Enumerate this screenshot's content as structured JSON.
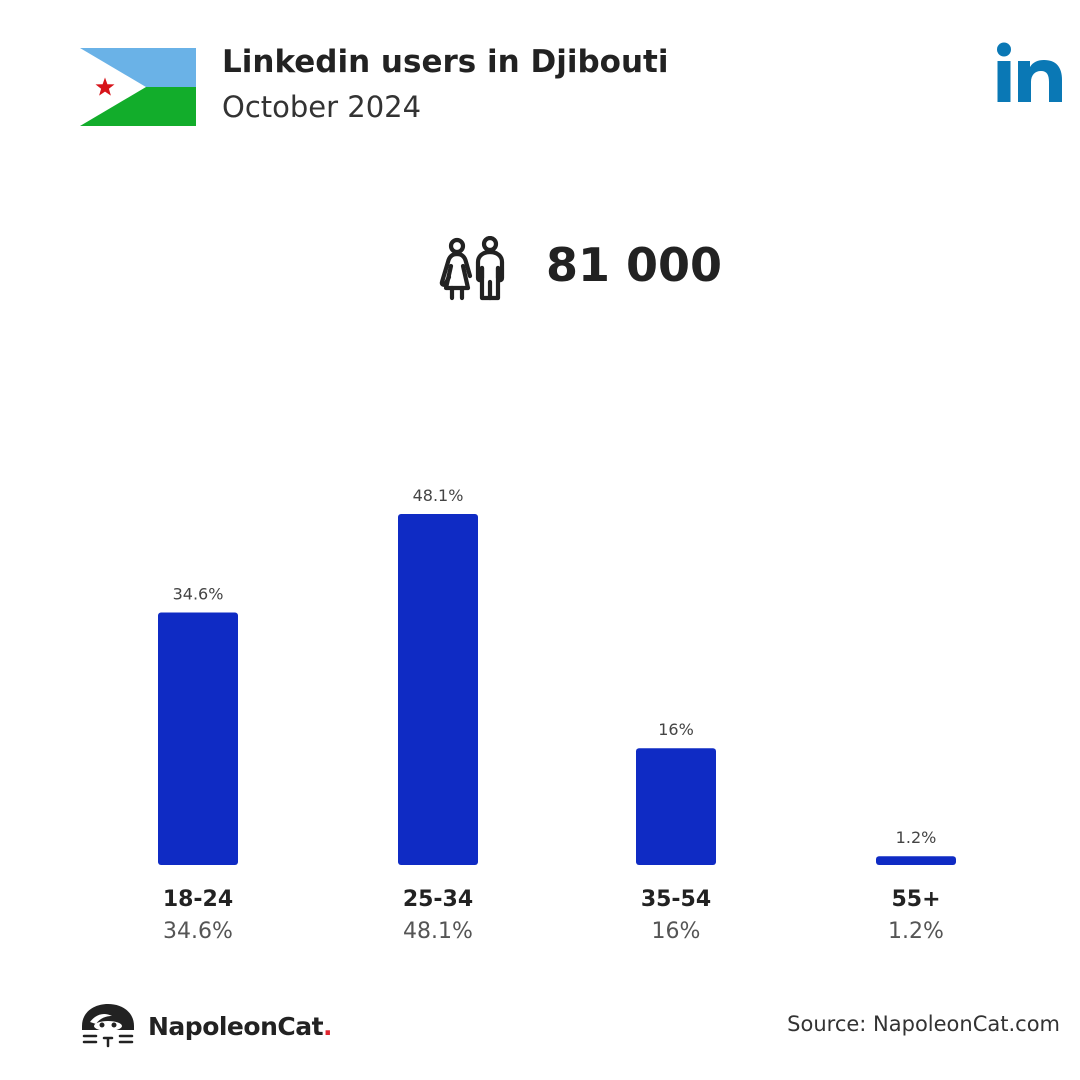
{
  "header": {
    "title": "Linkedin users in Djibouti",
    "subtitle": "October 2024"
  },
  "summary": {
    "total_users": "81 000"
  },
  "colors": {
    "bar": "#0f2bc4",
    "linkedin": "#0a78b5",
    "flag_sky": "#6ab2e7",
    "flag_green": "#12ad2b",
    "flag_star": "#d7141a"
  },
  "icons": {
    "flag": "djibouti-flag-icon",
    "linkedin": "linkedin-logo-icon",
    "users": "users-icon",
    "brand": "napoleoncat-logo-icon"
  },
  "chart_data": {
    "type": "bar",
    "categories": [
      "18-24",
      "25-34",
      "35-54",
      "55+"
    ],
    "values": [
      34.6,
      48.1,
      16,
      1.2
    ],
    "value_labels": [
      "34.6%",
      "48.1%",
      "16%",
      "1.2%"
    ],
    "title": "",
    "xlabel": "",
    "ylabel": "",
    "ylim": [
      0,
      48.1
    ],
    "grid": false
  },
  "footer": {
    "brand_name": "NapoleonCat",
    "brand_dot": ".",
    "source": "Source: NapoleonCat.com"
  }
}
● ● ● ●
■ WHAT YOU WILL DO:
Copy in full each line that holds the word "logo".

■ FINAL RESULT:
    "linkedin": "linkedin-logo-icon",
    "brand": "napoleoncat-logo-icon"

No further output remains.